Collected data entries
--------
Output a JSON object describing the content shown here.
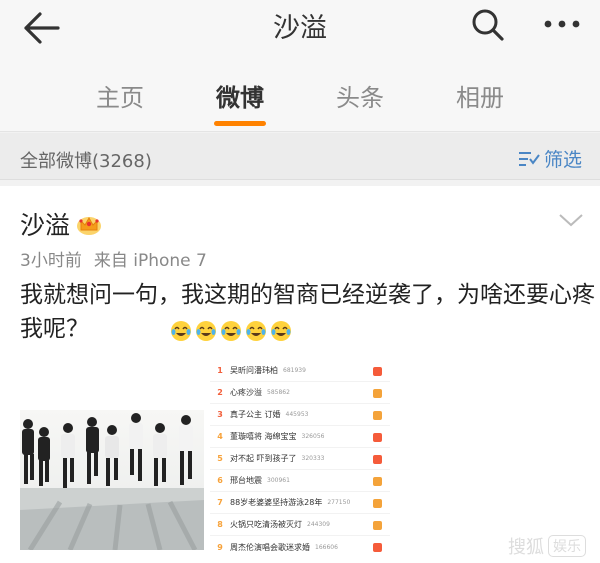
{
  "header": {
    "title": "沙溢",
    "back_icon": "arrow-left-icon",
    "search_icon": "search-icon",
    "more_icon": "more-dots-icon"
  },
  "tabs": [
    {
      "label": "主页",
      "active": false
    },
    {
      "label": "微博",
      "active": true
    },
    {
      "label": "头条",
      "active": false
    },
    {
      "label": "相册",
      "active": false
    }
  ],
  "filter_bar": {
    "count_label": "全部微博(3268)",
    "filter_label": "筛选",
    "filter_icon": "filter-icon"
  },
  "post": {
    "username": "沙溢",
    "badge_icon": "crown-vip-icon",
    "time": "3小时前",
    "source": "来自 iPhone 7",
    "text": "我就想问一句，我这期的智商已经逆袭了，为啥还要心疼我呢？",
    "emoji_icon": "laugh-cry-emoji-icon",
    "emoji_count": 5,
    "image_left": "group-photo",
    "hot_list": [
      {
        "rank": "1",
        "name": "吴昕问潘玮柏",
        "num": "681939"
      },
      {
        "rank": "2",
        "name": "心疼沙溢",
        "num": "585862"
      },
      {
        "rank": "3",
        "name": "真子公主 订婚",
        "num": "445953"
      },
      {
        "rank": "4",
        "name": "董璇嘻将 海绵宝宝",
        "num": "326056"
      },
      {
        "rank": "5",
        "name": "对不起 吓到孩子了",
        "num": "320333"
      },
      {
        "rank": "6",
        "name": "邢台地震",
        "num": "300961"
      },
      {
        "rank": "7",
        "name": "88岁老婆婆坚持游泳28年",
        "num": "277150"
      },
      {
        "rank": "8",
        "name": "火锅只吃清汤被灭灯",
        "num": "244309"
      },
      {
        "rank": "9",
        "name": "周杰伦演唱会歌迷求婚",
        "num": "166606"
      }
    ]
  },
  "watermark": {
    "text": "搜狐",
    "box_text": "娱乐"
  },
  "colors": {
    "accent": "#ff8200",
    "link": "#4a86c5"
  }
}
--------
■ Aim
Quote the entries above word for word. Leave the images out.

■ Answer for the task
Output a JSON object describing the content shown here.
{
  "header": {
    "title": "沙溢",
    "back_icon": "arrow-left-icon",
    "search_icon": "search-icon",
    "more_icon": "more-dots-icon"
  },
  "tabs": [
    {
      "label": "主页",
      "active": false
    },
    {
      "label": "微博",
      "active": true
    },
    {
      "label": "头条",
      "active": false
    },
    {
      "label": "相册",
      "active": false
    }
  ],
  "filter_bar": {
    "count_label": "全部微博(3268)",
    "filter_label": "筛选",
    "filter_icon": "filter-icon"
  },
  "post": {
    "username": "沙溢",
    "badge_icon": "crown-vip-icon",
    "time": "3小时前",
    "source": "来自 iPhone 7",
    "text": "我就想问一句，我这期的智商已经逆袭了，为啥还要心疼我呢？",
    "emoji_icon": "laugh-cry-emoji-icon",
    "emoji_count": 5,
    "image_left": "group-photo",
    "hot_list": [
      {
        "rank": "1",
        "name": "吴昕问潘玮柏",
        "num": "681939"
      },
      {
        "rank": "2",
        "name": "心疼沙溢",
        "num": "585862"
      },
      {
        "rank": "3",
        "name": "真子公主 订婚",
        "num": "445953"
      },
      {
        "rank": "4",
        "name": "董璇嘻将 海绵宝宝",
        "num": "326056"
      },
      {
        "rank": "5",
        "name": "对不起 吓到孩子了",
        "num": "320333"
      },
      {
        "rank": "6",
        "name": "邢台地震",
        "num": "300961"
      },
      {
        "rank": "7",
        "name": "88岁老婆婆坚持游泳28年",
        "num": "277150"
      },
      {
        "rank": "8",
        "name": "火锅只吃清汤被灭灯",
        "num": "244309"
      },
      {
        "rank": "9",
        "name": "周杰伦演唱会歌迷求婚",
        "num": "166606"
      }
    ]
  },
  "watermark": {
    "text": "搜狐",
    "box_text": "娱乐"
  },
  "colors": {
    "accent": "#ff8200",
    "link": "#4a86c5"
  }
}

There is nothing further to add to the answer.